Input data:
========================================================================

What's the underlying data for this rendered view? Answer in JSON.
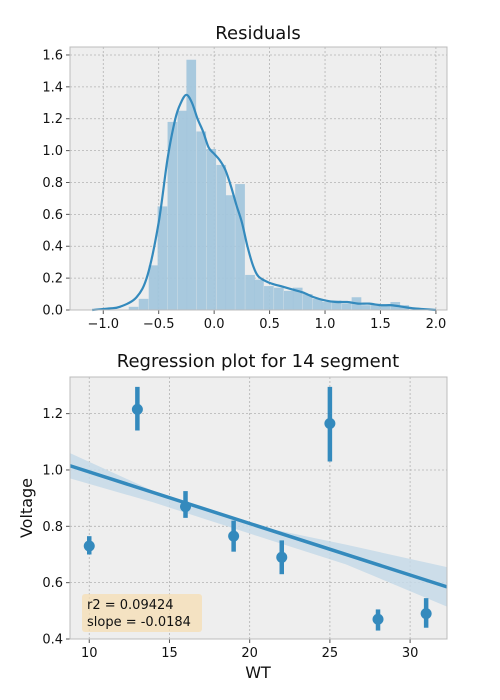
{
  "chart_data": [
    {
      "type": "histogram",
      "title": "Residuals",
      "xlabel": "",
      "ylabel": "",
      "xlim": [
        -1.3,
        2.1
      ],
      "ylim": [
        0,
        1.65
      ],
      "xticks": [
        "−1.0",
        "−0.5",
        "0.0",
        "0.5",
        "1.0",
        "1.5",
        "2.0"
      ],
      "xtick_values": [
        -1.0,
        -0.5,
        0.0,
        0.5,
        1.0,
        1.5,
        2.0
      ],
      "yticks": [
        "0.0",
        "0.2",
        "0.4",
        "0.6",
        "0.8",
        "1.0",
        "1.2",
        "1.4",
        "1.6"
      ],
      "ytick_values": [
        0.0,
        0.2,
        0.4,
        0.6,
        0.8,
        1.0,
        1.2,
        1.4,
        1.6
      ],
      "grid": true,
      "bin_width": 0.0872,
      "bins": [
        [
          -0.77,
          0.02
        ],
        [
          -0.68,
          0.07
        ],
        [
          -0.59,
          0.28
        ],
        [
          -0.51,
          0.65
        ],
        [
          -0.42,
          1.18
        ],
        [
          -0.33,
          1.25
        ],
        [
          -0.25,
          1.57
        ],
        [
          -0.16,
          1.12
        ],
        [
          -0.07,
          1.01
        ],
        [
          0.02,
          0.91
        ],
        [
          0.1,
          0.72
        ],
        [
          0.19,
          0.79
        ],
        [
          0.28,
          0.22
        ],
        [
          0.36,
          0.19
        ],
        [
          0.45,
          0.15
        ],
        [
          0.54,
          0.14
        ],
        [
          0.63,
          0.12
        ],
        [
          0.71,
          0.14
        ],
        [
          0.8,
          0.1
        ],
        [
          0.89,
          0.07
        ],
        [
          0.97,
          0.05
        ],
        [
          1.06,
          0.06
        ],
        [
          1.15,
          0.04
        ],
        [
          1.24,
          0.08
        ],
        [
          1.32,
          0.03
        ],
        [
          1.41,
          0.04
        ],
        [
          1.5,
          0.03
        ],
        [
          1.59,
          0.05
        ],
        [
          1.67,
          0.03
        ]
      ],
      "kde": [
        [
          -1.1,
          0.0
        ],
        [
          -0.95,
          0.01
        ],
        [
          -0.85,
          0.02
        ],
        [
          -0.7,
          0.08
        ],
        [
          -0.6,
          0.22
        ],
        [
          -0.5,
          0.55
        ],
        [
          -0.42,
          0.95
        ],
        [
          -0.35,
          1.2
        ],
        [
          -0.3,
          1.3
        ],
        [
          -0.25,
          1.35
        ],
        [
          -0.2,
          1.3
        ],
        [
          -0.15,
          1.2
        ],
        [
          -0.1,
          1.12
        ],
        [
          -0.05,
          1.02
        ],
        [
          0.0,
          0.98
        ],
        [
          0.05,
          0.94
        ],
        [
          0.1,
          0.88
        ],
        [
          0.15,
          0.78
        ],
        [
          0.2,
          0.66
        ],
        [
          0.25,
          0.55
        ],
        [
          0.3,
          0.4
        ],
        [
          0.35,
          0.28
        ],
        [
          0.4,
          0.21
        ],
        [
          0.5,
          0.17
        ],
        [
          0.6,
          0.15
        ],
        [
          0.7,
          0.13
        ],
        [
          0.8,
          0.11
        ],
        [
          0.9,
          0.08
        ],
        [
          1.0,
          0.06
        ],
        [
          1.1,
          0.05
        ],
        [
          1.2,
          0.05
        ],
        [
          1.3,
          0.04
        ],
        [
          1.4,
          0.04
        ],
        [
          1.5,
          0.03
        ],
        [
          1.6,
          0.03
        ],
        [
          1.7,
          0.02
        ],
        [
          1.8,
          0.01
        ],
        [
          1.9,
          0.005
        ],
        [
          2.0,
          0.0
        ]
      ],
      "colors": {
        "bar": "#a3c6dc",
        "line": "#348abd",
        "grid": "#b0b0b0",
        "background": "#eeeeee"
      }
    },
    {
      "type": "scatter",
      "title": "Regression plot for 14 segment",
      "xlabel": "WT",
      "ylabel": "Voltage",
      "xlim": [
        8.8,
        32.3
      ],
      "ylim": [
        0.4,
        1.33
      ],
      "xticks": [
        "10",
        "15",
        "20",
        "25",
        "30"
      ],
      "xtick_values": [
        10,
        15,
        20,
        25,
        30
      ],
      "yticks": [
        "0.4",
        "0.6",
        "0.8",
        "1.0",
        "1.2"
      ],
      "ytick_values": [
        0.4,
        0.6,
        0.8,
        1.0,
        1.2
      ],
      "grid": true,
      "points": [
        {
          "x": 10,
          "y": 0.73,
          "lo": 0.7,
          "hi": 0.765
        },
        {
          "x": 13,
          "y": 1.215,
          "lo": 1.14,
          "hi": 1.295
        },
        {
          "x": 16,
          "y": 0.87,
          "lo": 0.83,
          "hi": 0.925
        },
        {
          "x": 19,
          "y": 0.765,
          "lo": 0.71,
          "hi": 0.82
        },
        {
          "x": 22,
          "y": 0.69,
          "lo": 0.63,
          "hi": 0.75
        },
        {
          "x": 25,
          "y": 1.165,
          "lo": 1.03,
          "hi": 1.295
        },
        {
          "x": 28,
          "y": 0.47,
          "lo": 0.43,
          "hi": 0.505
        },
        {
          "x": 31,
          "y": 0.49,
          "lo": 0.44,
          "hi": 0.545
        }
      ],
      "regression": {
        "x": [
          8.8,
          32.3
        ],
        "y": [
          1.015,
          0.585
        ]
      },
      "ci_band": {
        "x": [
          8.8,
          14.0,
          20.5,
          26.0,
          32.3
        ],
        "upper": [
          1.06,
          0.925,
          0.8,
          0.735,
          0.655
        ],
        "lower": [
          0.97,
          0.885,
          0.765,
          0.665,
          0.515
        ]
      },
      "annotation": [
        "r2 = 0.09424",
        "slope = -0.0184"
      ],
      "colors": {
        "point": "#348abd",
        "line": "#348abd",
        "band": "#c6d9e8",
        "annotation_bg": "#f5deb3",
        "background": "#eeeeee"
      }
    }
  ]
}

========================================================================

Work to complete:
Reproduce all entries exactly. Pictures do not belong in the copy.

Solution for this task:
What's the underlying data for this rendered view? Answer in JSON.
{
  "chart_data": [
    {
      "type": "histogram",
      "title": "Residuals",
      "xlabel": "",
      "ylabel": "",
      "xlim": [
        -1.3,
        2.1
      ],
      "ylim": [
        0,
        1.65
      ],
      "xticks": [
        "−1.0",
        "−0.5",
        "0.0",
        "0.5",
        "1.0",
        "1.5",
        "2.0"
      ],
      "xtick_values": [
        -1.0,
        -0.5,
        0.0,
        0.5,
        1.0,
        1.5,
        2.0
      ],
      "yticks": [
        "0.0",
        "0.2",
        "0.4",
        "0.6",
        "0.8",
        "1.0",
        "1.2",
        "1.4",
        "1.6"
      ],
      "ytick_values": [
        0.0,
        0.2,
        0.4,
        0.6,
        0.8,
        1.0,
        1.2,
        1.4,
        1.6
      ],
      "grid": true,
      "bin_width": 0.0872,
      "bins": [
        [
          -0.77,
          0.02
        ],
        [
          -0.68,
          0.07
        ],
        [
          -0.59,
          0.28
        ],
        [
          -0.51,
          0.65
        ],
        [
          -0.42,
          1.18
        ],
        [
          -0.33,
          1.25
        ],
        [
          -0.25,
          1.57
        ],
        [
          -0.16,
          1.12
        ],
        [
          -0.07,
          1.01
        ],
        [
          0.02,
          0.91
        ],
        [
          0.1,
          0.72
        ],
        [
          0.19,
          0.79
        ],
        [
          0.28,
          0.22
        ],
        [
          0.36,
          0.19
        ],
        [
          0.45,
          0.15
        ],
        [
          0.54,
          0.14
        ],
        [
          0.63,
          0.12
        ],
        [
          0.71,
          0.14
        ],
        [
          0.8,
          0.1
        ],
        [
          0.89,
          0.07
        ],
        [
          0.97,
          0.05
        ],
        [
          1.06,
          0.06
        ],
        [
          1.15,
          0.04
        ],
        [
          1.24,
          0.08
        ],
        [
          1.32,
          0.03
        ],
        [
          1.41,
          0.04
        ],
        [
          1.5,
          0.03
        ],
        [
          1.59,
          0.05
        ],
        [
          1.67,
          0.03
        ]
      ],
      "kde": [
        [
          -1.1,
          0.0
        ],
        [
          -0.95,
          0.01
        ],
        [
          -0.85,
          0.02
        ],
        [
          -0.7,
          0.08
        ],
        [
          -0.6,
          0.22
        ],
        [
          -0.5,
          0.55
        ],
        [
          -0.42,
          0.95
        ],
        [
          -0.35,
          1.2
        ],
        [
          -0.3,
          1.3
        ],
        [
          -0.25,
          1.35
        ],
        [
          -0.2,
          1.3
        ],
        [
          -0.15,
          1.2
        ],
        [
          -0.1,
          1.12
        ],
        [
          -0.05,
          1.02
        ],
        [
          0.0,
          0.98
        ],
        [
          0.05,
          0.94
        ],
        [
          0.1,
          0.88
        ],
        [
          0.15,
          0.78
        ],
        [
          0.2,
          0.66
        ],
        [
          0.25,
          0.55
        ],
        [
          0.3,
          0.4
        ],
        [
          0.35,
          0.28
        ],
        [
          0.4,
          0.21
        ],
        [
          0.5,
          0.17
        ],
        [
          0.6,
          0.15
        ],
        [
          0.7,
          0.13
        ],
        [
          0.8,
          0.11
        ],
        [
          0.9,
          0.08
        ],
        [
          1.0,
          0.06
        ],
        [
          1.1,
          0.05
        ],
        [
          1.2,
          0.05
        ],
        [
          1.3,
          0.04
        ],
        [
          1.4,
          0.04
        ],
        [
          1.5,
          0.03
        ],
        [
          1.6,
          0.03
        ],
        [
          1.7,
          0.02
        ],
        [
          1.8,
          0.01
        ],
        [
          1.9,
          0.005
        ],
        [
          2.0,
          0.0
        ]
      ],
      "colors": {
        "bar": "#a3c6dc",
        "line": "#348abd",
        "grid": "#b0b0b0",
        "background": "#eeeeee"
      }
    },
    {
      "type": "scatter",
      "title": "Regression plot for 14 segment",
      "xlabel": "WT",
      "ylabel": "Voltage",
      "xlim": [
        8.8,
        32.3
      ],
      "ylim": [
        0.4,
        1.33
      ],
      "xticks": [
        "10",
        "15",
        "20",
        "25",
        "30"
      ],
      "xtick_values": [
        10,
        15,
        20,
        25,
        30
      ],
      "yticks": [
        "0.4",
        "0.6",
        "0.8",
        "1.0",
        "1.2"
      ],
      "ytick_values": [
        0.4,
        0.6,
        0.8,
        1.0,
        1.2
      ],
      "grid": true,
      "points": [
        {
          "x": 10,
          "y": 0.73,
          "lo": 0.7,
          "hi": 0.765
        },
        {
          "x": 13,
          "y": 1.215,
          "lo": 1.14,
          "hi": 1.295
        },
        {
          "x": 16,
          "y": 0.87,
          "lo": 0.83,
          "hi": 0.925
        },
        {
          "x": 19,
          "y": 0.765,
          "lo": 0.71,
          "hi": 0.82
        },
        {
          "x": 22,
          "y": 0.69,
          "lo": 0.63,
          "hi": 0.75
        },
        {
          "x": 25,
          "y": 1.165,
          "lo": 1.03,
          "hi": 1.295
        },
        {
          "x": 28,
          "y": 0.47,
          "lo": 0.43,
          "hi": 0.505
        },
        {
          "x": 31,
          "y": 0.49,
          "lo": 0.44,
          "hi": 0.545
        }
      ],
      "regression": {
        "x": [
          8.8,
          32.3
        ],
        "y": [
          1.015,
          0.585
        ]
      },
      "ci_band": {
        "x": [
          8.8,
          14.0,
          20.5,
          26.0,
          32.3
        ],
        "upper": [
          1.06,
          0.925,
          0.8,
          0.735,
          0.655
        ],
        "lower": [
          0.97,
          0.885,
          0.765,
          0.665,
          0.515
        ]
      },
      "annotation": [
        "r2 = 0.09424",
        "slope = -0.0184"
      ],
      "colors": {
        "point": "#348abd",
        "line": "#348abd",
        "band": "#c6d9e8",
        "annotation_bg": "#f5deb3",
        "background": "#eeeeee"
      }
    }
  ]
}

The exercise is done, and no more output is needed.